## YOUR OBJECTIVE
Every record must be repeated exactly, with no omission.

## RECORDS FOR PROCESSING
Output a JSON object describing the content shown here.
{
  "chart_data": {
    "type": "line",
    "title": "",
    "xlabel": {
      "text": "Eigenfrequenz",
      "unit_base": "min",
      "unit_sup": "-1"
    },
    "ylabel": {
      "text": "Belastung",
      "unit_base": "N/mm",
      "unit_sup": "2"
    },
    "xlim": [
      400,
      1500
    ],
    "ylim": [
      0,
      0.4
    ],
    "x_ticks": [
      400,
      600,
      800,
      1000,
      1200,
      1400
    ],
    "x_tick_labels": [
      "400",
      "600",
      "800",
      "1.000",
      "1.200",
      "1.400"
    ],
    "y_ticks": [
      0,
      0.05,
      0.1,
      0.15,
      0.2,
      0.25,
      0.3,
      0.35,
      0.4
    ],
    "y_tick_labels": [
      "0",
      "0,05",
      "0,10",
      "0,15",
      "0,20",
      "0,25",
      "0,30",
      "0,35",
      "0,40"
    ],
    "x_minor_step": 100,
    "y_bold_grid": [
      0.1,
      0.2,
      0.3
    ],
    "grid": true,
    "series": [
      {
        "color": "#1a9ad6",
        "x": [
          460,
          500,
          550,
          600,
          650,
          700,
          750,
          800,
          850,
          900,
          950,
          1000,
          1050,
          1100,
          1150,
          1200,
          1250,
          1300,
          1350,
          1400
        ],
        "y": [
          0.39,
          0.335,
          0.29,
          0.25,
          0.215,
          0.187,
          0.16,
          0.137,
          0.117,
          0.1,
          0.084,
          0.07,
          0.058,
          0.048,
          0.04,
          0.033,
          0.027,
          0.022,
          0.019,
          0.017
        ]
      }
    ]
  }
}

## RESULT OF THIS EXERCISE
Output a JSON object describing the content shown here.
{
  "chart_data": {
    "type": "line",
    "title": "",
    "xlabel": {
      "text": "Eigenfrequenz",
      "unit_base": "min",
      "unit_sup": "-1"
    },
    "ylabel": {
      "text": "Belastung",
      "unit_base": "N/mm",
      "unit_sup": "2"
    },
    "xlim": [
      400,
      1500
    ],
    "ylim": [
      0,
      0.4
    ],
    "x_ticks": [
      400,
      600,
      800,
      1000,
      1200,
      1400
    ],
    "x_tick_labels": [
      "400",
      "600",
      "800",
      "1.000",
      "1.200",
      "1.400"
    ],
    "y_ticks": [
      0,
      0.05,
      0.1,
      0.15,
      0.2,
      0.25,
      0.3,
      0.35,
      0.4
    ],
    "y_tick_labels": [
      "0",
      "0,05",
      "0,10",
      "0,15",
      "0,20",
      "0,25",
      "0,30",
      "0,35",
      "0,40"
    ],
    "x_minor_step": 100,
    "y_bold_grid": [
      0.1,
      0.2,
      0.3
    ],
    "grid": true,
    "series": [
      {
        "color": "#1a9ad6",
        "x": [
          460,
          500,
          550,
          600,
          650,
          700,
          750,
          800,
          850,
          900,
          950,
          1000,
          1050,
          1100,
          1150,
          1200,
          1250,
          1300,
          1350,
          1400
        ],
        "y": [
          0.39,
          0.335,
          0.29,
          0.25,
          0.215,
          0.187,
          0.16,
          0.137,
          0.117,
          0.1,
          0.084,
          0.07,
          0.058,
          0.048,
          0.04,
          0.033,
          0.027,
          0.022,
          0.019,
          0.017
        ]
      }
    ]
  }
}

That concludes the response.